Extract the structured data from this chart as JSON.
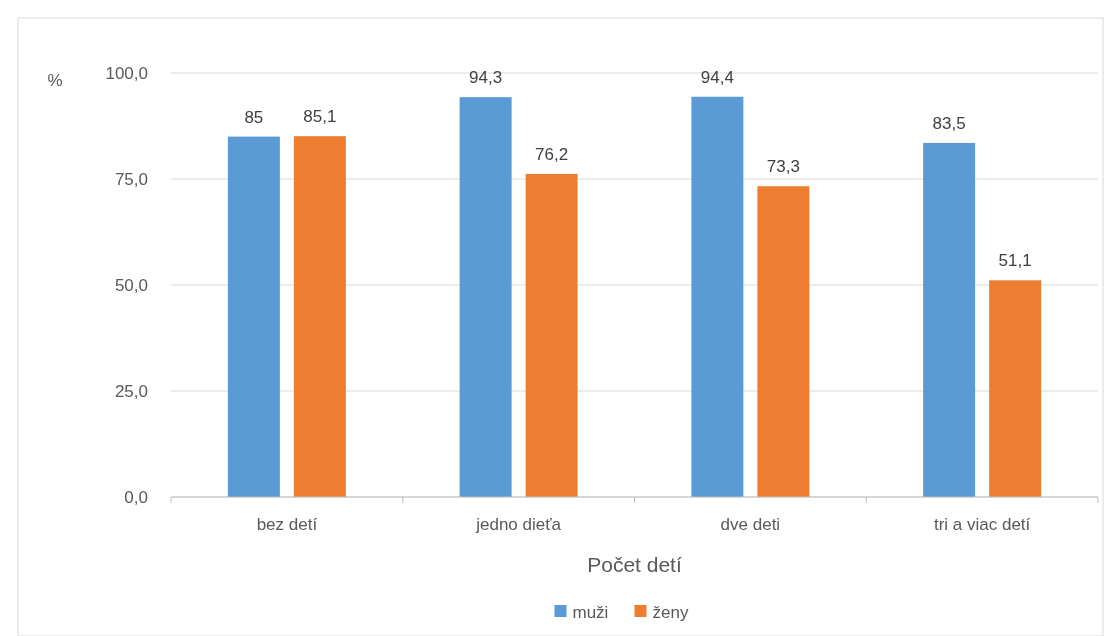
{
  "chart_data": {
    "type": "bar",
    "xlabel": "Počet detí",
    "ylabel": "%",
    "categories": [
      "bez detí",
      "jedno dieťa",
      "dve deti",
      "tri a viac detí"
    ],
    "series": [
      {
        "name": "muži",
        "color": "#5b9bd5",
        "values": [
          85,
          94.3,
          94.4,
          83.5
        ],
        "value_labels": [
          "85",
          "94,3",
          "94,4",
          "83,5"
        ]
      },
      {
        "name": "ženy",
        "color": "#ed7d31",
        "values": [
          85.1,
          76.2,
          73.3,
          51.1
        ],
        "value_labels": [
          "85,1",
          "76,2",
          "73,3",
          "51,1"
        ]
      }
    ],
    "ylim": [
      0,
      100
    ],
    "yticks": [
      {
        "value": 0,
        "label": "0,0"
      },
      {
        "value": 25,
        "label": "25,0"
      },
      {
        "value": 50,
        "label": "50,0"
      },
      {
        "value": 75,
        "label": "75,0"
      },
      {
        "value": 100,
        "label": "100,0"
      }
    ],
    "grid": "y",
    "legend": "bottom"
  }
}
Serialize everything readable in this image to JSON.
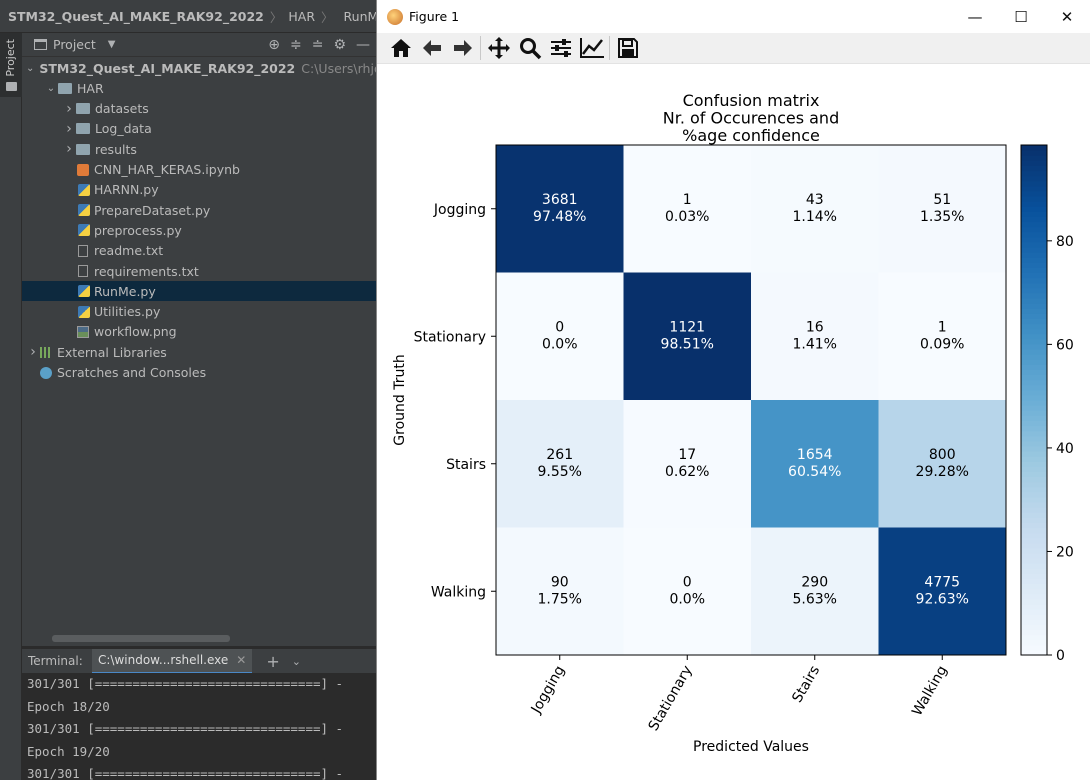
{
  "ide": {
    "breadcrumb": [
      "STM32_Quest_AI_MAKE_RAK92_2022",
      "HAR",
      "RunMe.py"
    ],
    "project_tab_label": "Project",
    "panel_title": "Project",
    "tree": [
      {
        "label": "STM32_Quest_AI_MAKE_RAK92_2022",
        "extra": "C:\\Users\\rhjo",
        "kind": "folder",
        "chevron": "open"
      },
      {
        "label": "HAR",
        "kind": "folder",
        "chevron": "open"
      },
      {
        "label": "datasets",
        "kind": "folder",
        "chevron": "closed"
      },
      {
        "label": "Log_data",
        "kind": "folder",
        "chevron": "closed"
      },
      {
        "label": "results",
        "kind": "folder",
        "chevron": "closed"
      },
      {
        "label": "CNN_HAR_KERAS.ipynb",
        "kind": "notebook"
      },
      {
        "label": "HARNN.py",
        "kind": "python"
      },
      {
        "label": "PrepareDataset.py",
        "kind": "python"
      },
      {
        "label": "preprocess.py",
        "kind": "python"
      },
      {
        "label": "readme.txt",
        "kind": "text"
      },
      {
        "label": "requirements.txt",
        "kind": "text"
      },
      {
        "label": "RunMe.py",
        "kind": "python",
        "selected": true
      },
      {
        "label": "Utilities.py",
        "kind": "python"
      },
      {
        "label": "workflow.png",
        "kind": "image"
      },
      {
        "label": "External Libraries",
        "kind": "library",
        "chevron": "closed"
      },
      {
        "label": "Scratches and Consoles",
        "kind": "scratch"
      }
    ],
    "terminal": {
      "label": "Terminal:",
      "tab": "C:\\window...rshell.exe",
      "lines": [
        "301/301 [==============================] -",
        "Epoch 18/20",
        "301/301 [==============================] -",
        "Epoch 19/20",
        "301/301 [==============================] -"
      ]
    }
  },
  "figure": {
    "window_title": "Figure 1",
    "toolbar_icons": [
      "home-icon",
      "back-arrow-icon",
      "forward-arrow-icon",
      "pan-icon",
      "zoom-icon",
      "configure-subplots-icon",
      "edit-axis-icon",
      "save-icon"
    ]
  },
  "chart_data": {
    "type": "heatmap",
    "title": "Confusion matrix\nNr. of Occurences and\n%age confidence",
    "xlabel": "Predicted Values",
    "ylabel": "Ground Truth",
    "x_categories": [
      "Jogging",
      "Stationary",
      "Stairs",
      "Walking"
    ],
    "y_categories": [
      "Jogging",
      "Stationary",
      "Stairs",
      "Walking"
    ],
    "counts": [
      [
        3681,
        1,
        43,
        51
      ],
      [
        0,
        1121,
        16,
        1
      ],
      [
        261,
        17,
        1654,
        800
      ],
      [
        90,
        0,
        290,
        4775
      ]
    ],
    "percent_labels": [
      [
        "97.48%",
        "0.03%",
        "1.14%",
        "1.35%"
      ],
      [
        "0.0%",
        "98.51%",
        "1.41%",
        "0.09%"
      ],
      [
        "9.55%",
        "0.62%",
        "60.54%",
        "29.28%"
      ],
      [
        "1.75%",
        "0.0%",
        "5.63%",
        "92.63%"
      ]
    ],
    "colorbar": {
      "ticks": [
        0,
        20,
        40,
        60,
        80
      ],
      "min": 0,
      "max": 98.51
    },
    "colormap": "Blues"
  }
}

# # #

The records above are to be restated exactly, without their pictures.

Extract the structured data from this chart as JSON.
{
  "chart_data": {
    "type": "bar",
    "xlabel": "Počet detí",
    "ylabel": "%",
    "categories": [
      "bez detí",
      "jedno dieťa",
      "dve deti",
      "tri a viac detí"
    ],
    "series": [
      {
        "name": "muži",
        "color": "#5b9bd5",
        "values": [
          85,
          94.3,
          94.4,
          83.5
        ],
        "value_labels": [
          "85",
          "94,3",
          "94,4",
          "83,5"
        ]
      },
      {
        "name": "ženy",
        "color": "#ed7d31",
        "values": [
          85.1,
          76.2,
          73.3,
          51.1
        ],
        "value_labels": [
          "85,1",
          "76,2",
          "73,3",
          "51,1"
        ]
      }
    ],
    "ylim": [
      0,
      100
    ],
    "yticks": [
      {
        "value": 0,
        "label": "0,0"
      },
      {
        "value": 25,
        "label": "25,0"
      },
      {
        "value": 50,
        "label": "50,0"
      },
      {
        "value": 75,
        "label": "75,0"
      },
      {
        "value": 100,
        "label": "100,0"
      }
    ],
    "grid": "y",
    "legend": "bottom"
  }
}
Serialize everything readable in this image to JSON.
{
  "ide": {
    "breadcrumb": [
      "STM32_Quest_AI_MAKE_RAK92_2022",
      "HAR",
      "RunMe.py"
    ],
    "project_tab_label": "Project",
    "panel_title": "Project",
    "tree": [
      {
        "label": "STM32_Quest_AI_MAKE_RAK92_2022",
        "extra": "C:\\Users\\rhjo",
        "kind": "folder",
        "chevron": "open"
      },
      {
        "label": "HAR",
        "kind": "folder",
        "chevron": "open"
      },
      {
        "label": "datasets",
        "kind": "folder",
        "chevron": "closed"
      },
      {
        "label": "Log_data",
        "kind": "folder",
        "chevron": "closed"
      },
      {
        "label": "results",
        "kind": "folder",
        "chevron": "closed"
      },
      {
        "label": "CNN_HAR_KERAS.ipynb",
        "kind": "notebook"
      },
      {
        "label": "HARNN.py",
        "kind": "python"
      },
      {
        "label": "PrepareDataset.py",
        "kind": "python"
      },
      {
        "label": "preprocess.py",
        "kind": "python"
      },
      {
        "label": "readme.txt",
        "kind": "text"
      },
      {
        "label": "requirements.txt",
        "kind": "text"
      },
      {
        "label": "RunMe.py",
        "kind": "python",
        "selected": true
      },
      {
        "label": "Utilities.py",
        "kind": "python"
      },
      {
        "label": "workflow.png",
        "kind": "image"
      },
      {
        "label": "External Libraries",
        "kind": "library",
        "chevron": "closed"
      },
      {
        "label": "Scratches and Consoles",
        "kind": "scratch"
      }
    ],
    "terminal": {
      "label": "Terminal:",
      "tab": "C:\\window...rshell.exe",
      "lines": [
        "301/301 [==============================] -",
        "Epoch 18/20",
        "301/301 [==============================] -",
        "Epoch 19/20",
        "301/301 [==============================] -"
      ]
    }
  },
  "figure": {
    "window_title": "Figure 1",
    "toolbar_icons": [
      "home-icon",
      "back-arrow-icon",
      "forward-arrow-icon",
      "pan-icon",
      "zoom-icon",
      "configure-subplots-icon",
      "edit-axis-icon",
      "save-icon"
    ]
  },
  "chart_data": {
    "type": "heatmap",
    "title": "Confusion matrix\nNr. of Occurences and\n%age confidence",
    "xlabel": "Predicted Values",
    "ylabel": "Ground Truth",
    "x_categories": [
      "Jogging",
      "Stationary",
      "Stairs",
      "Walking"
    ],
    "y_categories": [
      "Jogging",
      "Stationary",
      "Stairs",
      "Walking"
    ],
    "counts": [
      [
        3681,
        1,
        43,
        51
      ],
      [
        0,
        1121,
        16,
        1
      ],
      [
        261,
        17,
        1654,
        800
      ],
      [
        90,
        0,
        290,
        4775
      ]
    ],
    "percent_labels": [
      [
        "97.48%",
        "0.03%",
        "1.14%",
        "1.35%"
      ],
      [
        "0.0%",
        "98.51%",
        "1.41%",
        "0.09%"
      ],
      [
        "9.55%",
        "0.62%",
        "60.54%",
        "29.28%"
      ],
      [
        "1.75%",
        "0.0%",
        "5.63%",
        "92.63%"
      ]
    ],
    "colorbar": {
      "ticks": [
        0,
        20,
        40,
        60,
        80
      ],
      "min": 0,
      "max": 98.51
    },
    "colormap": "Blues"
  }
}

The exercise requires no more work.